## Exercise objective:
Extract, from the records beneath this instruction, each line that contains the word "name".

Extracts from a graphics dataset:
★ ★ ★ ★
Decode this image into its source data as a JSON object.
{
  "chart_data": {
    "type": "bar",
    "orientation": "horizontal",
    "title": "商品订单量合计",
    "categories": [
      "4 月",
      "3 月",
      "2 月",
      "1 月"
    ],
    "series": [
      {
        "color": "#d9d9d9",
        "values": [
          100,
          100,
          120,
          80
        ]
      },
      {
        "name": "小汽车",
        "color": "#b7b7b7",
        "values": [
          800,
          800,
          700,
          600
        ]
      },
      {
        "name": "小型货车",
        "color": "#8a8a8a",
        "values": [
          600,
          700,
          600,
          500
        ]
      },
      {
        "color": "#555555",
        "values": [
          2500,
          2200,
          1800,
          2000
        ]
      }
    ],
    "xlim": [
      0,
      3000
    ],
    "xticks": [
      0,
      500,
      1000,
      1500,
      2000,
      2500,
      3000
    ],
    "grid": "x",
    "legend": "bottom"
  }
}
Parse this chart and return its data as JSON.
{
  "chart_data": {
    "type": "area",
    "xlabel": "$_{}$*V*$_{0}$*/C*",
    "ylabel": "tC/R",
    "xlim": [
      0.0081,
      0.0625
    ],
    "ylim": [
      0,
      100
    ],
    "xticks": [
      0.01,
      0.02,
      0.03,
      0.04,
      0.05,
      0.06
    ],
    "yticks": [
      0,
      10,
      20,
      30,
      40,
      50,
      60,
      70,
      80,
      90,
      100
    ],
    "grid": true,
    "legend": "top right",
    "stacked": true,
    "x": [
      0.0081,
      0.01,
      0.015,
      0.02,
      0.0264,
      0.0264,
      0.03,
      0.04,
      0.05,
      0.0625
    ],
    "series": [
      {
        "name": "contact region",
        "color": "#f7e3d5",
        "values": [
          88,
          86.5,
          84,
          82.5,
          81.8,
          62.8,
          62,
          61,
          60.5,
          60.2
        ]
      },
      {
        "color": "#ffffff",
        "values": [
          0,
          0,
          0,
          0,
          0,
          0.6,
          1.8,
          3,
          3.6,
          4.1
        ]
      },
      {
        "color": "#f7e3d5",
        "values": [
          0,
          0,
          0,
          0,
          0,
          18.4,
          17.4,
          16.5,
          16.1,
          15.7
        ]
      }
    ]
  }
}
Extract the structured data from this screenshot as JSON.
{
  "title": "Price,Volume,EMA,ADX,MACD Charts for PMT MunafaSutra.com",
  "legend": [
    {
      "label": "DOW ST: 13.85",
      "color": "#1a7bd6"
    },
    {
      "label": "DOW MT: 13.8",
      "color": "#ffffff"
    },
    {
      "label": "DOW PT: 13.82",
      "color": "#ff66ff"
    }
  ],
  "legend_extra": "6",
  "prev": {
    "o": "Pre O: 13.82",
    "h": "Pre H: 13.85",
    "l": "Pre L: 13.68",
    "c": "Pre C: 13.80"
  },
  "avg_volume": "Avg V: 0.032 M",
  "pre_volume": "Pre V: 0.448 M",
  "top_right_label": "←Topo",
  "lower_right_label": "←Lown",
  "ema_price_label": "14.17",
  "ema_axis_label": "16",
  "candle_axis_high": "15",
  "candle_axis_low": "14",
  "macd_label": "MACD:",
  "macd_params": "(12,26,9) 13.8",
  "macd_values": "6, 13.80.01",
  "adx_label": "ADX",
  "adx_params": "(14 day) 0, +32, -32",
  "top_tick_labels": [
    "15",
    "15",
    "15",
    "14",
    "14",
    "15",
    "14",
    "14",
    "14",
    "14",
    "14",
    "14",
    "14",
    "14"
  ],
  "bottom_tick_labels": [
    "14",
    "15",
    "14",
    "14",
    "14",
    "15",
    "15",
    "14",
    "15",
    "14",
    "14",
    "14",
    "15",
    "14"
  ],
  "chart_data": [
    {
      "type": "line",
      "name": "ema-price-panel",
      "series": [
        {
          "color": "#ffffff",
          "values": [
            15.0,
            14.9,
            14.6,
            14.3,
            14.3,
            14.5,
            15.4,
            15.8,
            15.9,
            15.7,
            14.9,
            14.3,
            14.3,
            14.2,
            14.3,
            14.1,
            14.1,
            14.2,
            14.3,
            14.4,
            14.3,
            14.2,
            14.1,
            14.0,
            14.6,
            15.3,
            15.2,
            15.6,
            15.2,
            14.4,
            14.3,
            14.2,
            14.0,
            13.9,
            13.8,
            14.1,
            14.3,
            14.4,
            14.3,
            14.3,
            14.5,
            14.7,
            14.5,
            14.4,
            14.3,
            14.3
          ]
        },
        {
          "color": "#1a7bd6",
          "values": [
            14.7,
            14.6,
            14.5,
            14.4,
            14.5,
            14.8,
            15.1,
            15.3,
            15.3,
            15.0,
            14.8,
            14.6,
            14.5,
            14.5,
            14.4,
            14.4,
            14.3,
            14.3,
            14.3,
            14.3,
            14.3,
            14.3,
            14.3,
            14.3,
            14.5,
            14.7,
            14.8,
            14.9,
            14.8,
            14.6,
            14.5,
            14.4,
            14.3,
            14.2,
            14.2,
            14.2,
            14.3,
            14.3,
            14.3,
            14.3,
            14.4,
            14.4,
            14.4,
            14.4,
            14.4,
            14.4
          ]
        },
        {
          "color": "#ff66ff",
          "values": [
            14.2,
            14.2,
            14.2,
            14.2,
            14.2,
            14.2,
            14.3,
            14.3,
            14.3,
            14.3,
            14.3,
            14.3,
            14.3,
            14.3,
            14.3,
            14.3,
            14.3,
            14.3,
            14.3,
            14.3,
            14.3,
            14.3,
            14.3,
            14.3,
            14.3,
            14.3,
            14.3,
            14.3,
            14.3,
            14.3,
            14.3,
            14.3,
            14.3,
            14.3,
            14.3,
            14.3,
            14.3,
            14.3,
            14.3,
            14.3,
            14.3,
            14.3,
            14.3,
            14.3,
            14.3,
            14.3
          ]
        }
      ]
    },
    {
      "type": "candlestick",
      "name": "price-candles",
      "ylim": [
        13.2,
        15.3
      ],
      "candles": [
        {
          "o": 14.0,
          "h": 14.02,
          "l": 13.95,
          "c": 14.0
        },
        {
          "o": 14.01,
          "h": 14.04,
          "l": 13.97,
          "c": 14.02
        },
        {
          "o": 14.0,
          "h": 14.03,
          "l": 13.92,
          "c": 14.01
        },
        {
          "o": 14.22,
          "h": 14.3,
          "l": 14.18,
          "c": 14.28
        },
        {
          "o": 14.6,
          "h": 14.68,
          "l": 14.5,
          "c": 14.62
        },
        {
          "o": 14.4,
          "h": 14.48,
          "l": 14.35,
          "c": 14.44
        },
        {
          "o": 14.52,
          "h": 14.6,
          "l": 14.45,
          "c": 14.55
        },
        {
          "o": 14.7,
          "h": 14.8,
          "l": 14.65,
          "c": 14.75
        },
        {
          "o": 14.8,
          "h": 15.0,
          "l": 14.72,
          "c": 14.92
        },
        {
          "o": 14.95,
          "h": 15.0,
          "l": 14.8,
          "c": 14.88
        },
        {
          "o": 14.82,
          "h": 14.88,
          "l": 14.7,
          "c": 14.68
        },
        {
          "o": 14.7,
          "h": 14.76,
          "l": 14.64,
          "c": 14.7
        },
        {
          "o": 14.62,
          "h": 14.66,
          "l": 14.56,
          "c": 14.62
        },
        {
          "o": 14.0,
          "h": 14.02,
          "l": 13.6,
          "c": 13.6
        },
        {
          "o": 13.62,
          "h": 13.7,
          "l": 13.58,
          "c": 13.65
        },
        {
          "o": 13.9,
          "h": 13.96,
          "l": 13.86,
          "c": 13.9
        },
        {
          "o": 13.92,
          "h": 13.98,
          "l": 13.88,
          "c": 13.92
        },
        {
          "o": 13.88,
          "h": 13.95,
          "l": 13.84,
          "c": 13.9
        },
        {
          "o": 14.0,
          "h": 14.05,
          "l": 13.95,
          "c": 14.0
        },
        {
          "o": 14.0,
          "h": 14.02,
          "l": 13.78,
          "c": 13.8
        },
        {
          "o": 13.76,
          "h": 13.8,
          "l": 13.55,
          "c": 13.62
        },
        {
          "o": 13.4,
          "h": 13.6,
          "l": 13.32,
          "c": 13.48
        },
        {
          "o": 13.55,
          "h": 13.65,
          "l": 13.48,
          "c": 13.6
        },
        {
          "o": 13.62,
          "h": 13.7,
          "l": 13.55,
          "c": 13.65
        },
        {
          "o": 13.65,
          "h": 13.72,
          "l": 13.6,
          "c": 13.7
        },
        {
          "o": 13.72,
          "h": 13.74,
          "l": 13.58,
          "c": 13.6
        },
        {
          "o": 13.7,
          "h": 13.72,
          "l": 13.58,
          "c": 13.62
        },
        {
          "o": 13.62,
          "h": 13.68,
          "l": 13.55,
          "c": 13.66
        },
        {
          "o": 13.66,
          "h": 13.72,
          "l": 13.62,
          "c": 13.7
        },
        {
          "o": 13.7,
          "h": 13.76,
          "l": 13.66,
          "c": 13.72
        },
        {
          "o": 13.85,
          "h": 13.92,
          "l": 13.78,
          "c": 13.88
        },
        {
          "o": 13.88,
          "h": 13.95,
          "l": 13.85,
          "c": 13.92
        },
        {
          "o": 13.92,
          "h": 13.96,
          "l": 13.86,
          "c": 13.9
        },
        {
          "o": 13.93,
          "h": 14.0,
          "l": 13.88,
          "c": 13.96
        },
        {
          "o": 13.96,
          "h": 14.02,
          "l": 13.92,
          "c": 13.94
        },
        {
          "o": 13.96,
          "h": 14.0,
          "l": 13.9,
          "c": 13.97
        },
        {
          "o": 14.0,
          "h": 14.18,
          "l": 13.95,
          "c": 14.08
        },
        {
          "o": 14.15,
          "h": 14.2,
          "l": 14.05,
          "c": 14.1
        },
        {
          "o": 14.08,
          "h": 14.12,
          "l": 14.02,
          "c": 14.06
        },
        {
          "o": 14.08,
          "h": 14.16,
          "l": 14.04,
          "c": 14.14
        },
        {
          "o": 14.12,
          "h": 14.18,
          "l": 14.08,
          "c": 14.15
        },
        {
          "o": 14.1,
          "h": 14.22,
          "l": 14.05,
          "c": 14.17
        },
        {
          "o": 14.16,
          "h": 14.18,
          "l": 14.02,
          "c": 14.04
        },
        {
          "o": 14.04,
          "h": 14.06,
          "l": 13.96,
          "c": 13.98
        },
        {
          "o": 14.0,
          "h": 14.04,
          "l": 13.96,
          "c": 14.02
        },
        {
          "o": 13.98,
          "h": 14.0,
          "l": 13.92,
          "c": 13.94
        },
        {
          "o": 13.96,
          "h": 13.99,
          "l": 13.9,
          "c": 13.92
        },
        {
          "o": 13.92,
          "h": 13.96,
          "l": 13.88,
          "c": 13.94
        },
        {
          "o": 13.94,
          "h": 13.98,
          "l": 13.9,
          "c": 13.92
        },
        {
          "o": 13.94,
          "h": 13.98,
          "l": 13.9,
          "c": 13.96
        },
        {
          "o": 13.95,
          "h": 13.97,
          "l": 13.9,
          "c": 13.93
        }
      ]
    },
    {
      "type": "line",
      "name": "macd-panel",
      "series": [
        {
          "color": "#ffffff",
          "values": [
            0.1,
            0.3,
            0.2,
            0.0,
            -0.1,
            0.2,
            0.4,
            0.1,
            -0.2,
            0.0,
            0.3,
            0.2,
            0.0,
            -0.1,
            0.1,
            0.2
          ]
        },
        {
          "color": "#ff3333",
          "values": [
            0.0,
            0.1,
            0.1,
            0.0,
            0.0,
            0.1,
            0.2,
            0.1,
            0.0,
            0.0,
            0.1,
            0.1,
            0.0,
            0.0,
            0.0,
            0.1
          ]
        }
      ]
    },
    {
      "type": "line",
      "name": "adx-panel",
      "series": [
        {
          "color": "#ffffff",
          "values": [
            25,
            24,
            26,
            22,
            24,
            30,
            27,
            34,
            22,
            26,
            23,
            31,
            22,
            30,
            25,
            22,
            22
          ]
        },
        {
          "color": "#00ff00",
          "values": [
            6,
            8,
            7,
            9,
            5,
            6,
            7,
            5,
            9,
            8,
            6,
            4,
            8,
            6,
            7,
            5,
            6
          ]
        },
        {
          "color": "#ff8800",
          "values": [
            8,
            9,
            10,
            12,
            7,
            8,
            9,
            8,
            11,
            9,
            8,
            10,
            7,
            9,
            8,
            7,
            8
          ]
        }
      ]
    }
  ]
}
★ ★ ★ ★
## Task solution:
        "name": "小汽车",
        "name": "小型货车",
        "name": "contact region",
      "name": "ema-price-panel",
      "name": "price-candles",
      "name": "macd-panel",
      "name": "adx-panel",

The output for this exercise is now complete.